Brief ▸
Write out every single entry exactly.

* * * * * * * * *

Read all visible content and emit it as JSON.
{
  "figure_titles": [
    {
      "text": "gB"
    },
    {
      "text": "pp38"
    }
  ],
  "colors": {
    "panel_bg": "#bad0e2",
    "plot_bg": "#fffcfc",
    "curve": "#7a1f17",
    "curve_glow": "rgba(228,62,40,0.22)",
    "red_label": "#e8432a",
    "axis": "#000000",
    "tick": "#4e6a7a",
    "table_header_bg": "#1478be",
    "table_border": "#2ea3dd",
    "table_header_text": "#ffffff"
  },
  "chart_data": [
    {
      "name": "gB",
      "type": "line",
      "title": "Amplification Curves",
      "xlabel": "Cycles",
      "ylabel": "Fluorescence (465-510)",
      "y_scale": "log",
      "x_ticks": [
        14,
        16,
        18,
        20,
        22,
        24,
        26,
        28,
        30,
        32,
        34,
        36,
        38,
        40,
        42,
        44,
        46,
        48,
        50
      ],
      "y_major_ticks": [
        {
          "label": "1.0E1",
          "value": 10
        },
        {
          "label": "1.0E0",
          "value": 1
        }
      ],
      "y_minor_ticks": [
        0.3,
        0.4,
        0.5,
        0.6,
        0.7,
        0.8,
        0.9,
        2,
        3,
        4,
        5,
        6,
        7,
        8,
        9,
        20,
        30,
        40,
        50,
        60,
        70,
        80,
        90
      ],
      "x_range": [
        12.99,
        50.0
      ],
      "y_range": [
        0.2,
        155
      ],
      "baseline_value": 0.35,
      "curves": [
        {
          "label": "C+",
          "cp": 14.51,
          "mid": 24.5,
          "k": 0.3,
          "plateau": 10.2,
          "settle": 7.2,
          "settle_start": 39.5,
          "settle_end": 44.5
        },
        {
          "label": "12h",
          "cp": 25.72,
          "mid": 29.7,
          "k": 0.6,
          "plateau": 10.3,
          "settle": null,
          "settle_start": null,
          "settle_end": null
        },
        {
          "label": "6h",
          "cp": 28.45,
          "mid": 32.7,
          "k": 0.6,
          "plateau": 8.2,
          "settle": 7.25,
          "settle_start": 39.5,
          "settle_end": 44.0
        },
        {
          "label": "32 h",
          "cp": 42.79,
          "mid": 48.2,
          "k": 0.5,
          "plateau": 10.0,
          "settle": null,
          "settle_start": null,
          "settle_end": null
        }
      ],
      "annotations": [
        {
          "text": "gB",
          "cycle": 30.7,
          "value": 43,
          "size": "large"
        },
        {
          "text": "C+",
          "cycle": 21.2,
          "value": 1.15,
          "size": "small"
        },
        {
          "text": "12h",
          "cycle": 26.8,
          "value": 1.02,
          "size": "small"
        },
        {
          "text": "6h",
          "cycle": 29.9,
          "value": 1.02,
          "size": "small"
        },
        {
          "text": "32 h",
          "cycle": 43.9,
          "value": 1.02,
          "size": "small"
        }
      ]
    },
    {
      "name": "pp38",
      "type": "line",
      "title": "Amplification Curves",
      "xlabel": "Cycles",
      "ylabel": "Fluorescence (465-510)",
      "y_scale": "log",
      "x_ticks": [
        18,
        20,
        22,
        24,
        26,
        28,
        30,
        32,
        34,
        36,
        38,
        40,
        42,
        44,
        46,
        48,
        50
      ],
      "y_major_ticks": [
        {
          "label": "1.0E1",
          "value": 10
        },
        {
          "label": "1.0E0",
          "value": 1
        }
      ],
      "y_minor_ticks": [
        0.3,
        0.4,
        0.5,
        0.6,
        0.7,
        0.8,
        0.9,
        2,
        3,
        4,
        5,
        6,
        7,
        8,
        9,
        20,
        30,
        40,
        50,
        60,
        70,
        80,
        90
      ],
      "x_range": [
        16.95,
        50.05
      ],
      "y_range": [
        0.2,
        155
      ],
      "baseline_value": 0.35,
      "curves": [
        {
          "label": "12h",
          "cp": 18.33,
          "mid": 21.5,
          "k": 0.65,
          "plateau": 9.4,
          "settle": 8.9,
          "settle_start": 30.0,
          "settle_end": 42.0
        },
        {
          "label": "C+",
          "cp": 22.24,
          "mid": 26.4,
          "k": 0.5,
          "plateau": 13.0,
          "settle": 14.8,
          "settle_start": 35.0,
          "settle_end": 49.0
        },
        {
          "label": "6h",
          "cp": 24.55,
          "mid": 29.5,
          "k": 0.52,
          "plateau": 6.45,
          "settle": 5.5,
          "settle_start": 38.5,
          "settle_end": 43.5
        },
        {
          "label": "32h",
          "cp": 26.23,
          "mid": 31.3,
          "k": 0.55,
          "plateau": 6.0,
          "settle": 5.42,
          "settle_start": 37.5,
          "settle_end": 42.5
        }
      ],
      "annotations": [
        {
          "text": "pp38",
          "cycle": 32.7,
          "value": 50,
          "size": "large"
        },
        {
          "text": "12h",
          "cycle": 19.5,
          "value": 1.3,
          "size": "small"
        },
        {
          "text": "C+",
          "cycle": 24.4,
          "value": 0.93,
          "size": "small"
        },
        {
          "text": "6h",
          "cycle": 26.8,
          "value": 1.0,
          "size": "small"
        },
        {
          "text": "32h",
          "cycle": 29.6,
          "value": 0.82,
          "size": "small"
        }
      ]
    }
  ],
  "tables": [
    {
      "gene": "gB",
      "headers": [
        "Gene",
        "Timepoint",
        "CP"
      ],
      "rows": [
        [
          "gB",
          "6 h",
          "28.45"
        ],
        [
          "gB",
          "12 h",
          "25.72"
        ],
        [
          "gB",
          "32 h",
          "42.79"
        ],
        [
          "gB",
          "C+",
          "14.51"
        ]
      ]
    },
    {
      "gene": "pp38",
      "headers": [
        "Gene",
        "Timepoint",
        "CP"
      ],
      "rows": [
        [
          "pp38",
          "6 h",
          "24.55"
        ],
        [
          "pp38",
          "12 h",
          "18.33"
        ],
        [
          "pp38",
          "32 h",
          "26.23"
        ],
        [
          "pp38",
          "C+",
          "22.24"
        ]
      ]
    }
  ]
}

* * * * * * * * *

Solution for this problem ▸
Read all visible content and emit it as JSON.
{
  "figure_titles": [
    {
      "text": "gB"
    },
    {
      "text": "pp38"
    }
  ],
  "colors": {
    "panel_bg": "#bad0e2",
    "plot_bg": "#fffcfc",
    "curve": "#7a1f17",
    "curve_glow": "rgba(228,62,40,0.22)",
    "red_label": "#e8432a",
    "axis": "#000000",
    "tick": "#4e6a7a",
    "table_header_bg": "#1478be",
    "table_border": "#2ea3dd",
    "table_header_text": "#ffffff"
  },
  "chart_data": [
    {
      "name": "gB",
      "type": "line",
      "title": "Amplification Curves",
      "xlabel": "Cycles",
      "ylabel": "Fluorescence (465-510)",
      "y_scale": "log",
      "x_ticks": [
        14,
        16,
        18,
        20,
        22,
        24,
        26,
        28,
        30,
        32,
        34,
        36,
        38,
        40,
        42,
        44,
        46,
        48,
        50
      ],
      "y_major_ticks": [
        {
          "label": "1.0E1",
          "value": 10
        },
        {
          "label": "1.0E0",
          "value": 1
        }
      ],
      "y_minor_ticks": [
        0.3,
        0.4,
        0.5,
        0.6,
        0.7,
        0.8,
        0.9,
        2,
        3,
        4,
        5,
        6,
        7,
        8,
        9,
        20,
        30,
        40,
        50,
        60,
        70,
        80,
        90
      ],
      "x_range": [
        12.99,
        50.0
      ],
      "y_range": [
        0.2,
        155
      ],
      "baseline_value": 0.35,
      "curves": [
        {
          "label": "C+",
          "cp": 14.51,
          "mid": 24.5,
          "k": 0.3,
          "plateau": 10.2,
          "settle": 7.2,
          "settle_start": 39.5,
          "settle_end": 44.5
        },
        {
          "label": "12h",
          "cp": 25.72,
          "mid": 29.7,
          "k": 0.6,
          "plateau": 10.3,
          "settle": null,
          "settle_start": null,
          "settle_end": null
        },
        {
          "label": "6h",
          "cp": 28.45,
          "mid": 32.7,
          "k": 0.6,
          "plateau": 8.2,
          "settle": 7.25,
          "settle_start": 39.5,
          "settle_end": 44.0
        },
        {
          "label": "32 h",
          "cp": 42.79,
          "mid": 48.2,
          "k": 0.5,
          "plateau": 10.0,
          "settle": null,
          "settle_start": null,
          "settle_end": null
        }
      ],
      "annotations": [
        {
          "text": "gB",
          "cycle": 30.7,
          "value": 43,
          "size": "large"
        },
        {
          "text": "C+",
          "cycle": 21.2,
          "value": 1.15,
          "size": "small"
        },
        {
          "text": "12h",
          "cycle": 26.8,
          "value": 1.02,
          "size": "small"
        },
        {
          "text": "6h",
          "cycle": 29.9,
          "value": 1.02,
          "size": "small"
        },
        {
          "text": "32 h",
          "cycle": 43.9,
          "value": 1.02,
          "size": "small"
        }
      ]
    },
    {
      "name": "pp38",
      "type": "line",
      "title": "Amplification Curves",
      "xlabel": "Cycles",
      "ylabel": "Fluorescence (465-510)",
      "y_scale": "log",
      "x_ticks": [
        18,
        20,
        22,
        24,
        26,
        28,
        30,
        32,
        34,
        36,
        38,
        40,
        42,
        44,
        46,
        48,
        50
      ],
      "y_major_ticks": [
        {
          "label": "1.0E1",
          "value": 10
        },
        {
          "label": "1.0E0",
          "value": 1
        }
      ],
      "y_minor_ticks": [
        0.3,
        0.4,
        0.5,
        0.6,
        0.7,
        0.8,
        0.9,
        2,
        3,
        4,
        5,
        6,
        7,
        8,
        9,
        20,
        30,
        40,
        50,
        60,
        70,
        80,
        90
      ],
      "x_range": [
        16.95,
        50.05
      ],
      "y_range": [
        0.2,
        155
      ],
      "baseline_value": 0.35,
      "curves": [
        {
          "label": "12h",
          "cp": 18.33,
          "mid": 21.5,
          "k": 0.65,
          "plateau": 9.4,
          "settle": 8.9,
          "settle_start": 30.0,
          "settle_end": 42.0
        },
        {
          "label": "C+",
          "cp": 22.24,
          "mid": 26.4,
          "k": 0.5,
          "plateau": 13.0,
          "settle": 14.8,
          "settle_start": 35.0,
          "settle_end": 49.0
        },
        {
          "label": "6h",
          "cp": 24.55,
          "mid": 29.5,
          "k": 0.52,
          "plateau": 6.45,
          "settle": 5.5,
          "settle_start": 38.5,
          "settle_end": 43.5
        },
        {
          "label": "32h",
          "cp": 26.23,
          "mid": 31.3,
          "k": 0.55,
          "plateau": 6.0,
          "settle": 5.42,
          "settle_start": 37.5,
          "settle_end": 42.5
        }
      ],
      "annotations": [
        {
          "text": "pp38",
          "cycle": 32.7,
          "value": 50,
          "size": "large"
        },
        {
          "text": "12h",
          "cycle": 19.5,
          "value": 1.3,
          "size": "small"
        },
        {
          "text": "C+",
          "cycle": 24.4,
          "value": 0.93,
          "size": "small"
        },
        {
          "text": "6h",
          "cycle": 26.8,
          "value": 1.0,
          "size": "small"
        },
        {
          "text": "32h",
          "cycle": 29.6,
          "value": 0.82,
          "size": "small"
        }
      ]
    }
  ],
  "tables": [
    {
      "gene": "gB",
      "headers": [
        "Gene",
        "Timepoint",
        "CP"
      ],
      "rows": [
        [
          "gB",
          "6 h",
          "28.45"
        ],
        [
          "gB",
          "12 h",
          "25.72"
        ],
        [
          "gB",
          "32 h",
          "42.79"
        ],
        [
          "gB",
          "C+",
          "14.51"
        ]
      ]
    },
    {
      "gene": "pp38",
      "headers": [
        "Gene",
        "Timepoint",
        "CP"
      ],
      "rows": [
        [
          "pp38",
          "6 h",
          "24.55"
        ],
        [
          "pp38",
          "12 h",
          "18.33"
        ],
        [
          "pp38",
          "32 h",
          "26.23"
        ],
        [
          "pp38",
          "C+",
          "22.24"
        ]
      ]
    }
  ]
}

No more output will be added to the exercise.